Requirement: Count how many lines hold the string "IPSL", and give only that number.
——
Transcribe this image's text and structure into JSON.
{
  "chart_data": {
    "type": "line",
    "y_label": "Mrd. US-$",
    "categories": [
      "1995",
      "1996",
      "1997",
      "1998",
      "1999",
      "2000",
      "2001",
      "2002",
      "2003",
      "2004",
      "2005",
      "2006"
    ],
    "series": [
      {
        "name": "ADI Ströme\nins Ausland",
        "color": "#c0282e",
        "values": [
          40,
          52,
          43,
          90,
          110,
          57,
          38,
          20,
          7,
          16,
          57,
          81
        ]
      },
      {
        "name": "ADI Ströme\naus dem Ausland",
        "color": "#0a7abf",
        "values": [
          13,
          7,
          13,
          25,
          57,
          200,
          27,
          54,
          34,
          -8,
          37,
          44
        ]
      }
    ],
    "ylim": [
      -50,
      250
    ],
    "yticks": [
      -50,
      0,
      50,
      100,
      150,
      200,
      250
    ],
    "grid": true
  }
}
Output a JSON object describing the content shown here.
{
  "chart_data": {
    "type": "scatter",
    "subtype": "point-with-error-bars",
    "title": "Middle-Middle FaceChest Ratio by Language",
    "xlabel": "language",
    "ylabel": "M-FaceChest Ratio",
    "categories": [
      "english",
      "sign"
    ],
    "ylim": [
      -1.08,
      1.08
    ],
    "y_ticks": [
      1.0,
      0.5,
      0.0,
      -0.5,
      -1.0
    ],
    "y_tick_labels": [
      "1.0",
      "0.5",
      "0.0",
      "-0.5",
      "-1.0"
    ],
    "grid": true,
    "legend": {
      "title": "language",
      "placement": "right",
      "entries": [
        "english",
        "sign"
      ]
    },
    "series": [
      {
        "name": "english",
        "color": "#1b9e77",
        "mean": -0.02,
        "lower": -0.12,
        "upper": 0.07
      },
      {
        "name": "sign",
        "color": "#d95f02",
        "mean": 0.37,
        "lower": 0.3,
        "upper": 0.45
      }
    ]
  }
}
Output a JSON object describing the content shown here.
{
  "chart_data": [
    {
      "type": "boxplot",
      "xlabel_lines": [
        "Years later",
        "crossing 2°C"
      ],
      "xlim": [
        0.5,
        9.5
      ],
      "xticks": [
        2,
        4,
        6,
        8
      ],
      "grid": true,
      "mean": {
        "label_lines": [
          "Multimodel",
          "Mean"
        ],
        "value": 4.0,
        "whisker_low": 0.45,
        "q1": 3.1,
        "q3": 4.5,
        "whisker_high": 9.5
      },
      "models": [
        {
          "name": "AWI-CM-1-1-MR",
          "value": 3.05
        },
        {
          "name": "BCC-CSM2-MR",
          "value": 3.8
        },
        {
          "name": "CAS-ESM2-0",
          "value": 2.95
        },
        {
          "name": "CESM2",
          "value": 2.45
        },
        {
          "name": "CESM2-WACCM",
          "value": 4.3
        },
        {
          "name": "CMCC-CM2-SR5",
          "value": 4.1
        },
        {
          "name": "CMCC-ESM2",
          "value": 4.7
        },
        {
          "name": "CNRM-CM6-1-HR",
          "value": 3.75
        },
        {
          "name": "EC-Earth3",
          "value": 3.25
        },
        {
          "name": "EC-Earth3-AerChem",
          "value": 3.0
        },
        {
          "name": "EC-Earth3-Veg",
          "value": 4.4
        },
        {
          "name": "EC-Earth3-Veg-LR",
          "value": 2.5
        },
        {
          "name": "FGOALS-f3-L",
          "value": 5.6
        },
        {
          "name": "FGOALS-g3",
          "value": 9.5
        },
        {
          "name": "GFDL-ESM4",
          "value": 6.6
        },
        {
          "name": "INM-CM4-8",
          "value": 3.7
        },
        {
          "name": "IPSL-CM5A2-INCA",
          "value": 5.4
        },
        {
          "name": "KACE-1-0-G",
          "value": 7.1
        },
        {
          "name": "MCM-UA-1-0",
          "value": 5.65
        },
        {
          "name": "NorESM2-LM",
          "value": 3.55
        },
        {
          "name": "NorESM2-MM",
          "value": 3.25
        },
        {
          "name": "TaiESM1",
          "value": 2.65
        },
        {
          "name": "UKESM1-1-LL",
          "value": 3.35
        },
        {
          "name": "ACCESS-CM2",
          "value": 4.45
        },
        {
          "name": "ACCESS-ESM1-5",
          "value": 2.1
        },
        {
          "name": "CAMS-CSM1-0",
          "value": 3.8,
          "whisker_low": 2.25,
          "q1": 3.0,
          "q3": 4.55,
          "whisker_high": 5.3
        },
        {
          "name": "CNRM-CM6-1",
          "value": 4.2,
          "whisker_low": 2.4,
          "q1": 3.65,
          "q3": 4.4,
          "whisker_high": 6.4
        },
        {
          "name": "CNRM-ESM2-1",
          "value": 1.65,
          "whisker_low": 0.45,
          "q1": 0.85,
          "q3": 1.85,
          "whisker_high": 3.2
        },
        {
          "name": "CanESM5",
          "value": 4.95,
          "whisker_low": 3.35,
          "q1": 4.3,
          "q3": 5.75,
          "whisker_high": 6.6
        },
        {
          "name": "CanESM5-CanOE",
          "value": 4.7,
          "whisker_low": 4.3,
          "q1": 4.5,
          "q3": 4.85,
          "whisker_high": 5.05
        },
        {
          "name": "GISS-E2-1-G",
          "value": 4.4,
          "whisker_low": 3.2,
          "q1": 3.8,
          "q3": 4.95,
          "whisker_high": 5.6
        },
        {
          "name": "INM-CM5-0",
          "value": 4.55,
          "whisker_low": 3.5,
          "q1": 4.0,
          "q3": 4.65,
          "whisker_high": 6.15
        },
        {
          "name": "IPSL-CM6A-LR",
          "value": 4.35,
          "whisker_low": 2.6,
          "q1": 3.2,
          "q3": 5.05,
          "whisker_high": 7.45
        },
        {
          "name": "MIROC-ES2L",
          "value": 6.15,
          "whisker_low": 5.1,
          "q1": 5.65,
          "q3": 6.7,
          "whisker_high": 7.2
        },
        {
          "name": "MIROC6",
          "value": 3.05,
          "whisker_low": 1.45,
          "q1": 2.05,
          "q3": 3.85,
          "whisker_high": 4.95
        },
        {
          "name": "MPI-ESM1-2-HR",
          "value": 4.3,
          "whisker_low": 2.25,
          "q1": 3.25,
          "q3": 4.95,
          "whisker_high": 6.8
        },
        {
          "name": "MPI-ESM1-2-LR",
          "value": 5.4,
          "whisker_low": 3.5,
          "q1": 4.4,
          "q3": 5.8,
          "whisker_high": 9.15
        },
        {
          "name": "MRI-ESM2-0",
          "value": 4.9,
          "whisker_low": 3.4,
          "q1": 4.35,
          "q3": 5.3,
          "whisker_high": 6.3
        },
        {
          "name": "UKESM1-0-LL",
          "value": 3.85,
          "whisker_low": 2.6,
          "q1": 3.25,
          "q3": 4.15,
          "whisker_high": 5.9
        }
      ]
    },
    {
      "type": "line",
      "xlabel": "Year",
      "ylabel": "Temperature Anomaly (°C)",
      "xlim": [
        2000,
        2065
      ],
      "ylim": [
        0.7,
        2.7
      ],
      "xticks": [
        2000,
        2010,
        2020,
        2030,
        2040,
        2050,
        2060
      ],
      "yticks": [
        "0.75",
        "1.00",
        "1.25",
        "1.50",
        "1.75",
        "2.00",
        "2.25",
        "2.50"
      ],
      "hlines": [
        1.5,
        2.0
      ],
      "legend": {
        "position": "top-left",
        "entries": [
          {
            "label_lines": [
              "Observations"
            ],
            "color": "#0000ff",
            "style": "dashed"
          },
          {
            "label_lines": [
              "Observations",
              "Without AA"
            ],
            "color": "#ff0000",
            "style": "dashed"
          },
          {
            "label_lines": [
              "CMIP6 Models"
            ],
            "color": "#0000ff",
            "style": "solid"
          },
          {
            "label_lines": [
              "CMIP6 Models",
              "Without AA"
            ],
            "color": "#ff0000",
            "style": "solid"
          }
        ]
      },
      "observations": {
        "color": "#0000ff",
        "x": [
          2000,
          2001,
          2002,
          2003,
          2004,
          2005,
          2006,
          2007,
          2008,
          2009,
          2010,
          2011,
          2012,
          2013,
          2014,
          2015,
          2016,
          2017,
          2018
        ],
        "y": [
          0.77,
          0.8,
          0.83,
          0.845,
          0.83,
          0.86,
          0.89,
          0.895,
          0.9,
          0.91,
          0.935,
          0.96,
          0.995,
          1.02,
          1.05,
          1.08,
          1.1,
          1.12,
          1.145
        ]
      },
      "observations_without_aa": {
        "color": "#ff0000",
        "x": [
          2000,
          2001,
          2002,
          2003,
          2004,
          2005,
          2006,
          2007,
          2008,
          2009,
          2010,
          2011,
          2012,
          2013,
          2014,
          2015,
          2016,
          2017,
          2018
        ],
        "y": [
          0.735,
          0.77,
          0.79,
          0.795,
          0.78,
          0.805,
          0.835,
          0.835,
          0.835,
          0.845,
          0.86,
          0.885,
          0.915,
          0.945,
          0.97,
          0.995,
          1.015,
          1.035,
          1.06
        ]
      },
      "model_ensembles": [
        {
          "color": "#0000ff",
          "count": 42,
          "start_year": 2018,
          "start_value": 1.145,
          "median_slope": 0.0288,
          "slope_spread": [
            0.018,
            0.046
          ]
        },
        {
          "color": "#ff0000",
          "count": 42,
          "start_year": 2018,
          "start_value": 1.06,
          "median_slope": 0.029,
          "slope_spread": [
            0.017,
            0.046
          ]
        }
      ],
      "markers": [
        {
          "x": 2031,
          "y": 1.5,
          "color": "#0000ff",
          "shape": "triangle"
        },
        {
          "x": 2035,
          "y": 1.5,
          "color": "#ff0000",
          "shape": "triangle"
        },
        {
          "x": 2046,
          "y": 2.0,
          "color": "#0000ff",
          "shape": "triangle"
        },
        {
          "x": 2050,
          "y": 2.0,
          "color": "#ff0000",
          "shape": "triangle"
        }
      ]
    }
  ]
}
——
The answer: 2